[Extracted data entries]
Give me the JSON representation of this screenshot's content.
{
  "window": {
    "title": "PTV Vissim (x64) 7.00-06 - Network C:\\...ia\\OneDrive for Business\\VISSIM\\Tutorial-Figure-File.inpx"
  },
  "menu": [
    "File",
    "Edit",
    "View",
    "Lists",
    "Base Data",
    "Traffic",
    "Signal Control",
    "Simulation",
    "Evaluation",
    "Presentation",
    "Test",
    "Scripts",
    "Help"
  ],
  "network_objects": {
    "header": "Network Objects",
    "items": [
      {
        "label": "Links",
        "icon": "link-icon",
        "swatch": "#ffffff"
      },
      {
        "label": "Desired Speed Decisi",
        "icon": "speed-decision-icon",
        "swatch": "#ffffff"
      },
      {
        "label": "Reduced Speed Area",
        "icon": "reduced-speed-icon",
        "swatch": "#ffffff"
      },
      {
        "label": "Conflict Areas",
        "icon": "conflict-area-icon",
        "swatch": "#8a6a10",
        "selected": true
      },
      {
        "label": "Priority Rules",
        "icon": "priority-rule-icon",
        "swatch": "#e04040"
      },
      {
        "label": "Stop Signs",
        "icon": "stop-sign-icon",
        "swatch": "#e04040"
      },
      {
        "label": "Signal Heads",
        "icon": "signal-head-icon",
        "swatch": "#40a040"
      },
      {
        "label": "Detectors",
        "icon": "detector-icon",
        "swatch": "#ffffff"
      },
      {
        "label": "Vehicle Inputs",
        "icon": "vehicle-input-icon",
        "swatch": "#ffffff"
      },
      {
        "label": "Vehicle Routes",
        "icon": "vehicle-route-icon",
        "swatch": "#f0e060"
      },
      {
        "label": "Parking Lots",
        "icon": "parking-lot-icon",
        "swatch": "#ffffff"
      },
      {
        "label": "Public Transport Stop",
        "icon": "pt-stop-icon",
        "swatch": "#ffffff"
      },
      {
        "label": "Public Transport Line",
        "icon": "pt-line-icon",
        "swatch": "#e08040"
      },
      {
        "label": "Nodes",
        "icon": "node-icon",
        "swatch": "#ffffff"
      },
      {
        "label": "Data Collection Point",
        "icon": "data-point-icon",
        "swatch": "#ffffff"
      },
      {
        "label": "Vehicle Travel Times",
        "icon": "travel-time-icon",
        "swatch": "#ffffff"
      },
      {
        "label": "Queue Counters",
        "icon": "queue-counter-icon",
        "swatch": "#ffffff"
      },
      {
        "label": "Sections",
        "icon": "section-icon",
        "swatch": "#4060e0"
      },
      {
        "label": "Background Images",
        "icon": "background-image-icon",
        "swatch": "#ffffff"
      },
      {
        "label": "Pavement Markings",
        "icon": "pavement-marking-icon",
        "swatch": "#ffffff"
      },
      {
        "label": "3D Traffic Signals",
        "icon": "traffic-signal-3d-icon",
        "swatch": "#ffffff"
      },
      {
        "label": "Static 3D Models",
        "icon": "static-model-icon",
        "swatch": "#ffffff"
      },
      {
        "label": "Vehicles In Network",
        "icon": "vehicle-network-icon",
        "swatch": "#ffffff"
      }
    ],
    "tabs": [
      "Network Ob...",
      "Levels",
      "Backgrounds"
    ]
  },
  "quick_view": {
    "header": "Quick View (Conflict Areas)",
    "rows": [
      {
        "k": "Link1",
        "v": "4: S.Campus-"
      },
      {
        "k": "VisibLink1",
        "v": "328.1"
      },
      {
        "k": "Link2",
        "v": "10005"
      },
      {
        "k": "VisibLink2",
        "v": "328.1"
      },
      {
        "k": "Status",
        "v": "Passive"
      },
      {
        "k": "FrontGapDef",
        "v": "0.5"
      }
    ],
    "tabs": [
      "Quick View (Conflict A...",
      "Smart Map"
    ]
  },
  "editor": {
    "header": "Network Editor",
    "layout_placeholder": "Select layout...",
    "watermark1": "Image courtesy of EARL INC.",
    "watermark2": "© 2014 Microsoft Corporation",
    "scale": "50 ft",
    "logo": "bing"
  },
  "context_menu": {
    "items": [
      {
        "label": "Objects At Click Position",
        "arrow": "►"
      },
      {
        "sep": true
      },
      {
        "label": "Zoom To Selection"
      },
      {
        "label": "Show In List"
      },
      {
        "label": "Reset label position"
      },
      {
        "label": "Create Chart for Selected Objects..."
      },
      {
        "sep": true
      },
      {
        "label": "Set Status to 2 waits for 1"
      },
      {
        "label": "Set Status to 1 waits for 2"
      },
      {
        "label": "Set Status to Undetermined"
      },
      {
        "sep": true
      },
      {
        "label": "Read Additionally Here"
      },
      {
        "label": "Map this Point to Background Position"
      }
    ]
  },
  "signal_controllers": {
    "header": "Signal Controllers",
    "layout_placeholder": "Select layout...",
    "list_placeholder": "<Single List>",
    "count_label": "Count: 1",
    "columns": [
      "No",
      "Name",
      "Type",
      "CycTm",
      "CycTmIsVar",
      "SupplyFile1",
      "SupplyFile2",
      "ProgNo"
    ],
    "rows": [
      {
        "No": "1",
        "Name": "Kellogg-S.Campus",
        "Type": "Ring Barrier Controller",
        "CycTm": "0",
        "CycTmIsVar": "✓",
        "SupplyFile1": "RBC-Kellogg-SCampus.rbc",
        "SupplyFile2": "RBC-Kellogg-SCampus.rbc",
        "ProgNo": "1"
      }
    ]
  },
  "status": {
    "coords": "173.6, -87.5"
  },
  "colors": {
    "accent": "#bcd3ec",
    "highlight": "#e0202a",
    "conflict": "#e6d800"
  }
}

Given problem:
From the data above, gather every line that includes the word "Public".

Written answer:
        "label": "Public Transport Stop",
        "label": "Public Transport Line",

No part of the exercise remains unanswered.